____ Source material

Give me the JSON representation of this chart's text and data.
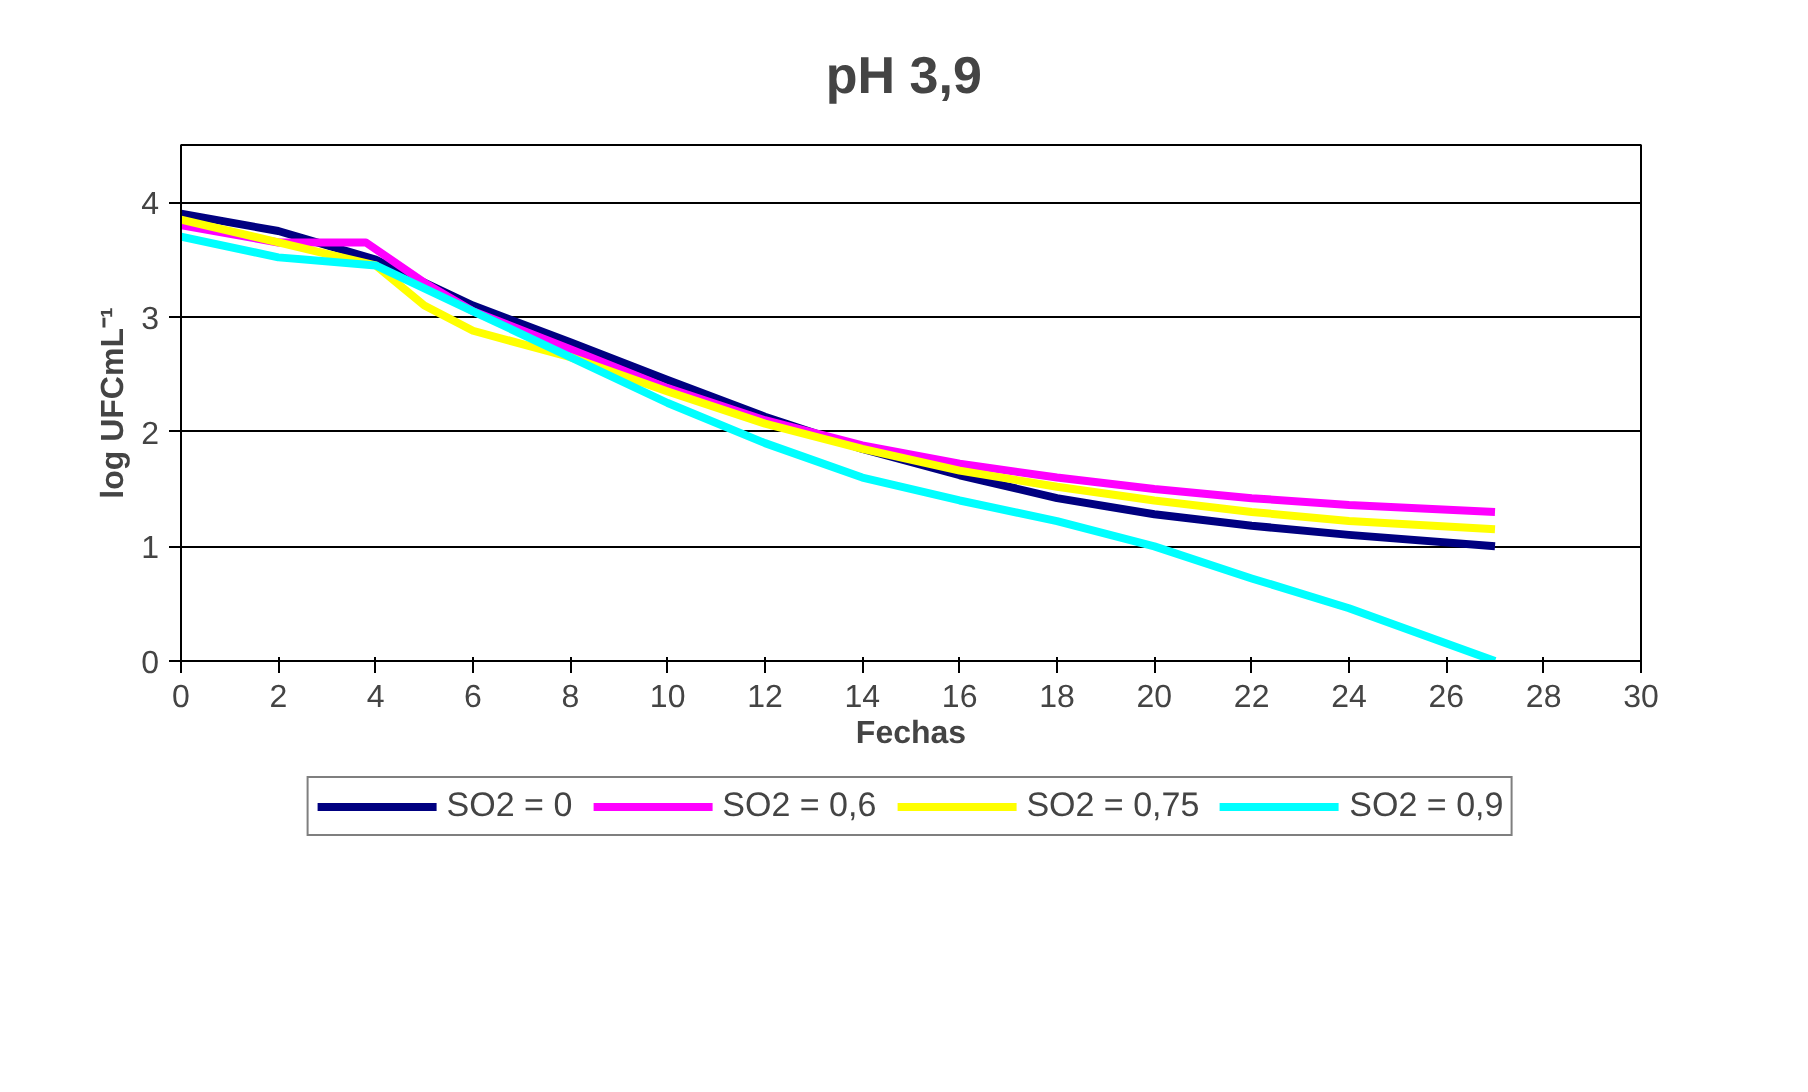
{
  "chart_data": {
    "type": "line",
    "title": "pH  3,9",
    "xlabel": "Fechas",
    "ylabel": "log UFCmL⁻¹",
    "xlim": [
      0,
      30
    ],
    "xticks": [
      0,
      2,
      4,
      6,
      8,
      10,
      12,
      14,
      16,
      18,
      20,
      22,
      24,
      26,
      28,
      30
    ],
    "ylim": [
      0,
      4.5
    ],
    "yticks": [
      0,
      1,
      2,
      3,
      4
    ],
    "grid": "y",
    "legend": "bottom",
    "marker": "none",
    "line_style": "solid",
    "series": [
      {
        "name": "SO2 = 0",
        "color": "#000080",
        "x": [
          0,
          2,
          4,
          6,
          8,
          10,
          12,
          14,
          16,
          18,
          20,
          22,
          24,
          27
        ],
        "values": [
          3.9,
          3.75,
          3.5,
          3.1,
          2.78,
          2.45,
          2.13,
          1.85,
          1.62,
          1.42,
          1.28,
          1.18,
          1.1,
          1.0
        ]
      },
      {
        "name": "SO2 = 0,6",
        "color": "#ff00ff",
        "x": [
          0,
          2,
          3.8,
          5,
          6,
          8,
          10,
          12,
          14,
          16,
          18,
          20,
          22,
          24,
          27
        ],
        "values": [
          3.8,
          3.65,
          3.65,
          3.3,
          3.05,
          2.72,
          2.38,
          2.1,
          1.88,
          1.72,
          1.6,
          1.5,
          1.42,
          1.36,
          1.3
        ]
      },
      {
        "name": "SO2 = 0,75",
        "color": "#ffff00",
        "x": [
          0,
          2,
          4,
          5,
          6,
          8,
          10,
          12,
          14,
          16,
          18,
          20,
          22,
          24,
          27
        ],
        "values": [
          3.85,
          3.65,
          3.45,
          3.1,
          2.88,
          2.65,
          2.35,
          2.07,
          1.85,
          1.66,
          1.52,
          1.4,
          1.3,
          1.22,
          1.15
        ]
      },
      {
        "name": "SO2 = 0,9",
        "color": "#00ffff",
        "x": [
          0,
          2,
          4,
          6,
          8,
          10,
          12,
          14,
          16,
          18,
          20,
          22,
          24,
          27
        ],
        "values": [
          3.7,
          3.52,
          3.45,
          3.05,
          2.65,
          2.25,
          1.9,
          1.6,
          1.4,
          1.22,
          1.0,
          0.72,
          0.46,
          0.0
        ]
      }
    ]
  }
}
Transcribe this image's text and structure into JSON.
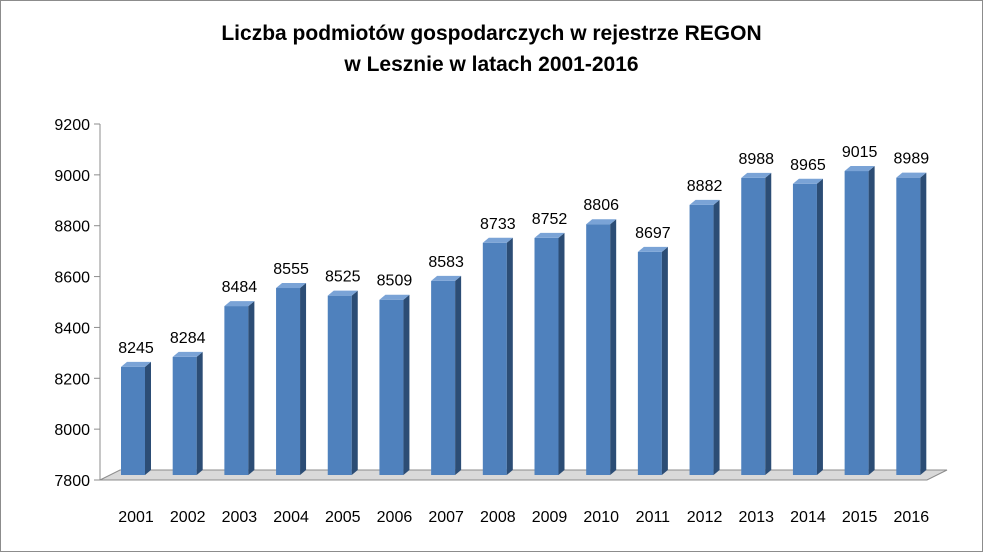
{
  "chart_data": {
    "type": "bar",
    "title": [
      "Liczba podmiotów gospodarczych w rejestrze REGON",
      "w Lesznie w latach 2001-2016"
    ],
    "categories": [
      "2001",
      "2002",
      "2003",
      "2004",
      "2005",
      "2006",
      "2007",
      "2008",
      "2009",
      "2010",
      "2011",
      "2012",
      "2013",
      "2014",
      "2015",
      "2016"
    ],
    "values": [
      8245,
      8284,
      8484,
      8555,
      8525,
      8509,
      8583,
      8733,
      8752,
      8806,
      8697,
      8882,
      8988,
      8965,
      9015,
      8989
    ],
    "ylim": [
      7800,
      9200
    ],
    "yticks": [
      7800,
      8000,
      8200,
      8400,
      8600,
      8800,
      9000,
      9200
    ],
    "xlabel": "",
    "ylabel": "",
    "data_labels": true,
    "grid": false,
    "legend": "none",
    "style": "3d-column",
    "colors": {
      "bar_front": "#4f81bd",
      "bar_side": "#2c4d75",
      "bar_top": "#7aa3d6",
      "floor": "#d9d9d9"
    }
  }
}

________

Aim:
Make an exact copy of the data above, pictures excluded.

Written response:
Give me the JSON representation of this chart's text and data.
{
  "chart_data": {
    "type": "line",
    "title": "pH  3,9",
    "xlabel": "Fechas",
    "ylabel": "log UFCmL⁻¹",
    "xlim": [
      0,
      30
    ],
    "xticks": [
      0,
      2,
      4,
      6,
      8,
      10,
      12,
      14,
      16,
      18,
      20,
      22,
      24,
      26,
      28,
      30
    ],
    "ylim": [
      0,
      4.5
    ],
    "yticks": [
      0,
      1,
      2,
      3,
      4
    ],
    "grid": "y",
    "legend": "bottom",
    "marker": "none",
    "line_style": "solid",
    "series": [
      {
        "name": "SO2 = 0",
        "color": "#000080",
        "x": [
          0,
          2,
          4,
          6,
          8,
          10,
          12,
          14,
          16,
          18,
          20,
          22,
          24,
          27
        ],
        "values": [
          3.9,
          3.75,
          3.5,
          3.1,
          2.78,
          2.45,
          2.13,
          1.85,
          1.62,
          1.42,
          1.28,
          1.18,
          1.1,
          1.0
        ]
      },
      {
        "name": "SO2 = 0,6",
        "color": "#ff00ff",
        "x": [
          0,
          2,
          3.8,
          5,
          6,
          8,
          10,
          12,
          14,
          16,
          18,
          20,
          22,
          24,
          27
        ],
        "values": [
          3.8,
          3.65,
          3.65,
          3.3,
          3.05,
          2.72,
          2.38,
          2.1,
          1.88,
          1.72,
          1.6,
          1.5,
          1.42,
          1.36,
          1.3
        ]
      },
      {
        "name": "SO2 = 0,75",
        "color": "#ffff00",
        "x": [
          0,
          2,
          4,
          5,
          6,
          8,
          10,
          12,
          14,
          16,
          18,
          20,
          22,
          24,
          27
        ],
        "values": [
          3.85,
          3.65,
          3.45,
          3.1,
          2.88,
          2.65,
          2.35,
          2.07,
          1.85,
          1.66,
          1.52,
          1.4,
          1.3,
          1.22,
          1.15
        ]
      },
      {
        "name": "SO2 = 0,9",
        "color": "#00ffff",
        "x": [
          0,
          2,
          4,
          6,
          8,
          10,
          12,
          14,
          16,
          18,
          20,
          22,
          24,
          27
        ],
        "values": [
          3.7,
          3.52,
          3.45,
          3.05,
          2.65,
          2.25,
          1.9,
          1.6,
          1.4,
          1.22,
          1.0,
          0.72,
          0.46,
          0.0
        ]
      }
    ]
  }
}
Transcribe this image's text and structure into JSON.
{
  "chart_data": {
    "type": "bar",
    "title": [
      "Liczba podmiotów gospodarczych w rejestrze REGON",
      "w Lesznie w latach 2001-2016"
    ],
    "categories": [
      "2001",
      "2002",
      "2003",
      "2004",
      "2005",
      "2006",
      "2007",
      "2008",
      "2009",
      "2010",
      "2011",
      "2012",
      "2013",
      "2014",
      "2015",
      "2016"
    ],
    "values": [
      8245,
      8284,
      8484,
      8555,
      8525,
      8509,
      8583,
      8733,
      8752,
      8806,
      8697,
      8882,
      8988,
      8965,
      9015,
      8989
    ],
    "ylim": [
      7800,
      9200
    ],
    "yticks": [
      7800,
      8000,
      8200,
      8400,
      8600,
      8800,
      9000,
      9200
    ],
    "xlabel": "",
    "ylabel": "",
    "data_labels": true,
    "grid": false,
    "legend": "none",
    "style": "3d-column",
    "colors": {
      "bar_front": "#4f81bd",
      "bar_side": "#2c4d75",
      "bar_top": "#7aa3d6",
      "floor": "#d9d9d9"
    }
  }
}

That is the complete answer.